--- THE REQUEST ---
Extract all lines that hold "ylabel" from the records below.

--- EXERCISE MATERIALS ---

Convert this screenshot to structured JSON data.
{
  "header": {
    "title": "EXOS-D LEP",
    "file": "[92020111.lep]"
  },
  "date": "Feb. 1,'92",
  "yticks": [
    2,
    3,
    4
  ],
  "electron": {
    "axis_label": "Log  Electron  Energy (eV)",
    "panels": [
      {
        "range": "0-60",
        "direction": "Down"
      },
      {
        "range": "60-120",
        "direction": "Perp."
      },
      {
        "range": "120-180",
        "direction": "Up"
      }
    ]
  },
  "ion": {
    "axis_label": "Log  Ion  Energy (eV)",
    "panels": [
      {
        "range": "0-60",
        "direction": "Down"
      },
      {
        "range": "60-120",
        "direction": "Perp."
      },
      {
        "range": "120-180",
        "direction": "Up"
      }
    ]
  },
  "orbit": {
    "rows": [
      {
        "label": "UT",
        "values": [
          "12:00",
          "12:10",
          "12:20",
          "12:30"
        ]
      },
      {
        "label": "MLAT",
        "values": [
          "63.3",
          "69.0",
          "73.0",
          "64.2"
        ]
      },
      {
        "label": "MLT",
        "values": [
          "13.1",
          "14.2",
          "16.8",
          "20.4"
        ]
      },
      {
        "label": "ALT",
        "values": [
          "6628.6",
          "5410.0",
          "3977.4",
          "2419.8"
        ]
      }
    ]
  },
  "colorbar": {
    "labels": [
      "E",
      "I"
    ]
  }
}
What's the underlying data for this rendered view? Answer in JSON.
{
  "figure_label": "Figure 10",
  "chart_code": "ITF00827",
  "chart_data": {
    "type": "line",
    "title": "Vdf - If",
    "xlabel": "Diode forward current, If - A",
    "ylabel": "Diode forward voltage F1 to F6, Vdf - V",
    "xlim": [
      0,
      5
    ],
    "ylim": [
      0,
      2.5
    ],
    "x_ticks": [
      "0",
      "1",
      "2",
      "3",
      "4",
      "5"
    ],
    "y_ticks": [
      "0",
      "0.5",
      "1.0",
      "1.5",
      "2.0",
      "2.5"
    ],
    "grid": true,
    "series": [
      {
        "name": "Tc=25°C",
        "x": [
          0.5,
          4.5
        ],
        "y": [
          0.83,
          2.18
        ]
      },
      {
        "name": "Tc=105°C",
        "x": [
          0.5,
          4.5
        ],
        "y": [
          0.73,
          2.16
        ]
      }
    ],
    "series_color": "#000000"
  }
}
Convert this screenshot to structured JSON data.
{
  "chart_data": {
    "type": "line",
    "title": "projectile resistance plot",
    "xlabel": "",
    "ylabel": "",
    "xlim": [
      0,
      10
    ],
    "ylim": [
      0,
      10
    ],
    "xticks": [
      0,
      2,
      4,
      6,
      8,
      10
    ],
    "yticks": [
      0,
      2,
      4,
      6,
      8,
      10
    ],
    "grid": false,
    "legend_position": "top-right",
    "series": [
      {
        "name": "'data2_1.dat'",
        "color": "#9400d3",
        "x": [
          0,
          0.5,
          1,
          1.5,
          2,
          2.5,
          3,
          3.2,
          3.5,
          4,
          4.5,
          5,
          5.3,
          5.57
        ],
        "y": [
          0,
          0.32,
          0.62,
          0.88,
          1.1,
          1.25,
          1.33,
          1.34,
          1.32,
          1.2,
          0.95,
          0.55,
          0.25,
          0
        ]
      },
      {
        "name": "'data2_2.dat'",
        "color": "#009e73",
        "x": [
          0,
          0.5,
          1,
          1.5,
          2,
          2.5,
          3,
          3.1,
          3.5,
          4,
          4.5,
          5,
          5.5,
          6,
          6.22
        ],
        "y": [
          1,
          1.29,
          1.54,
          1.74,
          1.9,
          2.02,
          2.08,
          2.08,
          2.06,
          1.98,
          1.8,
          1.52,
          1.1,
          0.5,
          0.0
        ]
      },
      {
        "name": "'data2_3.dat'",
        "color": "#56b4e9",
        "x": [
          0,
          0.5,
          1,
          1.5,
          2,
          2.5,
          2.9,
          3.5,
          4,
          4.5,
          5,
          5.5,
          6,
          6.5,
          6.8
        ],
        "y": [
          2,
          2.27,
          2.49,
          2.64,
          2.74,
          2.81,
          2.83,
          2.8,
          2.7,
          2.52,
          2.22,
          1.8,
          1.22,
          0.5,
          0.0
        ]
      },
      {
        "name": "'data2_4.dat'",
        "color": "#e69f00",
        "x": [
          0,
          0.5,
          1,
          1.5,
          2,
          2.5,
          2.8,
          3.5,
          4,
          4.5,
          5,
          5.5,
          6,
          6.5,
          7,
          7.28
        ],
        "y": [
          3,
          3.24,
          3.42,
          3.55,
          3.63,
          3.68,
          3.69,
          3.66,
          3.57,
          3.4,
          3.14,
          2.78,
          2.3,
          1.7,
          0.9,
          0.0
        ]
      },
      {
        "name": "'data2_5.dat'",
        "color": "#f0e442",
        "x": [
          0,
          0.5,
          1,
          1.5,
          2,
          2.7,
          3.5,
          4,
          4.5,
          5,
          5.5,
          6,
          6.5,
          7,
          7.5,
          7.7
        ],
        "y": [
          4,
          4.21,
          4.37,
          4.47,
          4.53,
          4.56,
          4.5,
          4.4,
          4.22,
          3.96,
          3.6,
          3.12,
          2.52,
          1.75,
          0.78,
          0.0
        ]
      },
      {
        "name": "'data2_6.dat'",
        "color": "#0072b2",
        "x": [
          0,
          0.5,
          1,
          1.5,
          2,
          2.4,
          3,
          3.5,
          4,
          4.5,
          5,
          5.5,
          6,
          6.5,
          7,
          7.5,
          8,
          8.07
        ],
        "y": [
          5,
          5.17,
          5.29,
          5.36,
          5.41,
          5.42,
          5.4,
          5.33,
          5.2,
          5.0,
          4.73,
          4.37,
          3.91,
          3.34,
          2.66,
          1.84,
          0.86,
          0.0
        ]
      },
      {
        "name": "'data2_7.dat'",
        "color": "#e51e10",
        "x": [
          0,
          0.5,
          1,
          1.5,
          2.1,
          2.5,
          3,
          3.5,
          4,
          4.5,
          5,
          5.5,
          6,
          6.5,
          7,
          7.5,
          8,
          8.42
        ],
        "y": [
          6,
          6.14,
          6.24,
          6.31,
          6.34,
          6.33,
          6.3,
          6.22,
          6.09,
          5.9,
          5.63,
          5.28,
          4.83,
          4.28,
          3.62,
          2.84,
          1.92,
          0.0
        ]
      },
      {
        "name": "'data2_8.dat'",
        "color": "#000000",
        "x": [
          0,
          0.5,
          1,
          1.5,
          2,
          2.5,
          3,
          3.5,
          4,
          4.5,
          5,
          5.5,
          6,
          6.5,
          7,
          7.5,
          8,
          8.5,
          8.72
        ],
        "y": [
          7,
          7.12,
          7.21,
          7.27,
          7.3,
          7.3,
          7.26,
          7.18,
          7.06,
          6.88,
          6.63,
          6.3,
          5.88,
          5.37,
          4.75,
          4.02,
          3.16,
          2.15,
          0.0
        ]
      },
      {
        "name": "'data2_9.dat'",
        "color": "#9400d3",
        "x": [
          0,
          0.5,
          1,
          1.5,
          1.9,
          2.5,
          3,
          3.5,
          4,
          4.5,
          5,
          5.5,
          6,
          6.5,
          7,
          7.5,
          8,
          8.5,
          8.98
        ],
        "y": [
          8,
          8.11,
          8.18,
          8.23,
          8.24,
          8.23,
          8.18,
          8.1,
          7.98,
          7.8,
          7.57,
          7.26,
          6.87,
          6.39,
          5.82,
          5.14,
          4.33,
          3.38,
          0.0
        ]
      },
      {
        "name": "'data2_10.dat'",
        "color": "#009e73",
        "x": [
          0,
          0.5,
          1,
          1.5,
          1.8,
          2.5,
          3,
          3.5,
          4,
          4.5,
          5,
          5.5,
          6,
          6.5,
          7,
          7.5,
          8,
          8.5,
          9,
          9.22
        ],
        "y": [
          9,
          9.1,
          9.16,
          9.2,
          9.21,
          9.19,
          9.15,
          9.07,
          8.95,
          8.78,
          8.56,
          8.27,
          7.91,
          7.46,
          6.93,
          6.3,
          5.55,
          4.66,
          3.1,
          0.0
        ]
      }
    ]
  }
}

--- EXERCISE OUTPUT ---
    "ylabel": "Diode forward voltage F1 to F6, Vdf - V",
    "ylabel": "",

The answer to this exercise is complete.